-- INPUT FOR THIS TASK start --

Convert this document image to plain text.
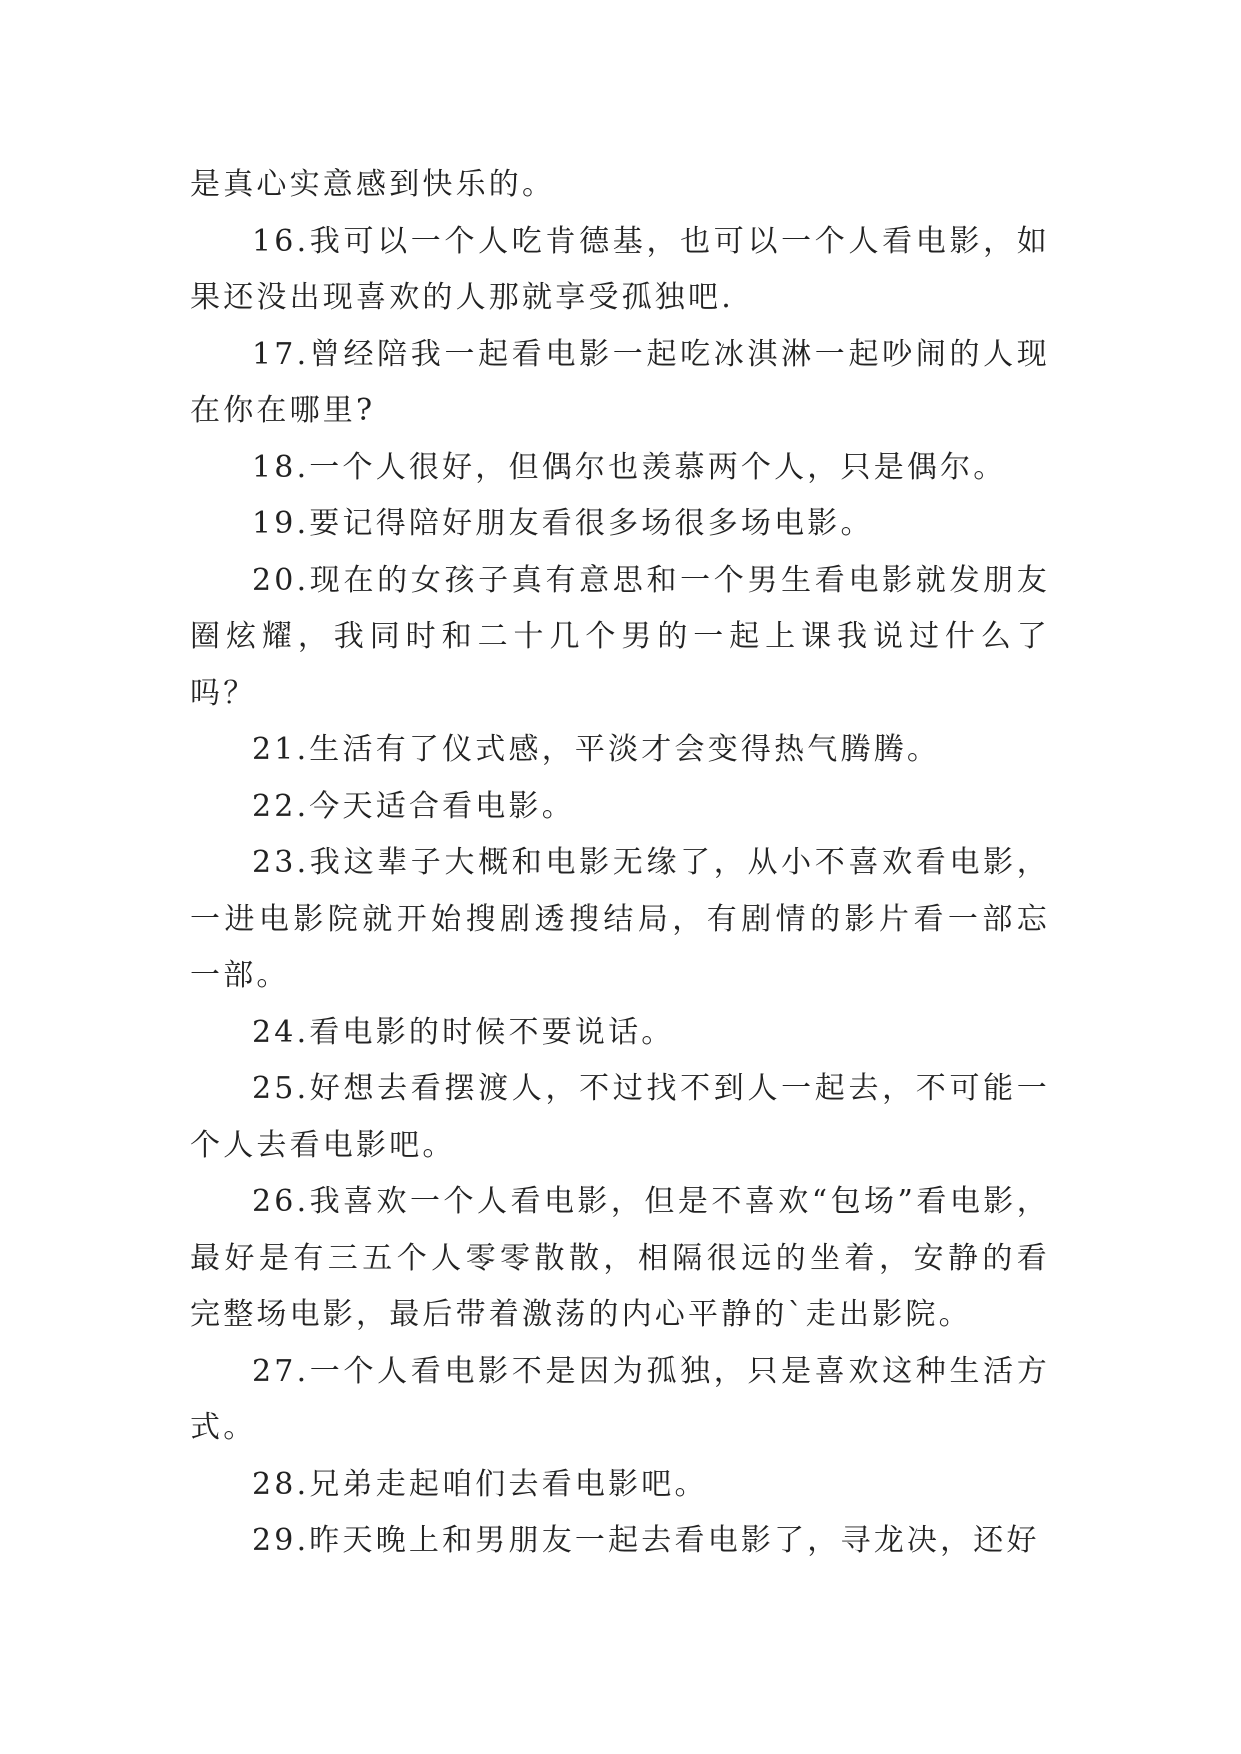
是真心实意感到快乐的。

16.我可以一个人吃肯德基，也可以一个人看电影，如果还没出现喜欢的人那就享受孤独吧.

17.曾经陪我一起看电影一起吃冰淇淋一起吵闹的人现在你在哪里?

18.一个人很好，但偶尔也羡慕两个人，只是偶尔。

19.要记得陪好朋友看很多场很多场电影。

20.现在的女孩子真有意思和一个男生看电影就发朋友圈炫耀，我同时和二十几个男的一起上课我说过什么了吗？

21.生活有了仪式感，平淡才会变得热气腾腾。

22.今天适合看电影。

23.我这辈子大概和电影无缘了，从小不喜欢看电影，一进电影院就开始搜剧透搜结局，有剧情的影片看一部忘一部。

24.看电影的时候不要说话。

25.好想去看摆渡人，不过找不到人一起去，不可能一个人去看电影吧。

26.我喜欢一个人看电影，但是不喜欢“包场”看电影，最好是有三五个人零零散散，相隔很远的坐着，安静的看完整场电影，最后带着激荡的内心平静的`走出影院。

27.一个人看电影不是因为孤独，只是喜欢这种生活方式。

28.兄弟走起咱们去看电影吧。

29.昨天晚上和男朋友一起去看电影了，寻龙决，还好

-- INPUT FOR THIS TASK end --

## [REQUIRED WORK]
Produce an exact copy of each line of data, skipping embedded images.

## [EXERCISE OUTPUT]
Convert this document image to plain text.
是真心实意感到快乐的。

16.我可以一个人吃肯德基，也可以一个人看电影，如果还没出现喜欢的人那就享受孤独吧.

17.曾经陪我一起看电影一起吃冰淇淋一起吵闹的人现在你在哪里?

18.一个人很好，但偶尔也羡慕两个人，只是偶尔。

19.要记得陪好朋友看很多场很多场电影。

20.现在的女孩子真有意思和一个男生看电影就发朋友圈炫耀，我同时和二十几个男的一起上课我说过什么了吗？

21.生活有了仪式感，平淡才会变得热气腾腾。

22.今天适合看电影。

23.我这辈子大概和电影无缘了，从小不喜欢看电影，一进电影院就开始搜剧透搜结局，有剧情的影片看一部忘一部。

24.看电影的时候不要说话。

25.好想去看摆渡人，不过找不到人一起去，不可能一个人去看电影吧。

26.我喜欢一个人看电影，但是不喜欢“包场”看电影，最好是有三五个人零零散散，相隔很远的坐着，安静的看完整场电影，最后带着激荡的内心平静的`走出影院。

27.一个人看电影不是因为孤独，只是喜欢这种生活方式。

28.兄弟走起咱们去看电影吧。

29.昨天晚上和男朋友一起去看电影了，寻龙决，还好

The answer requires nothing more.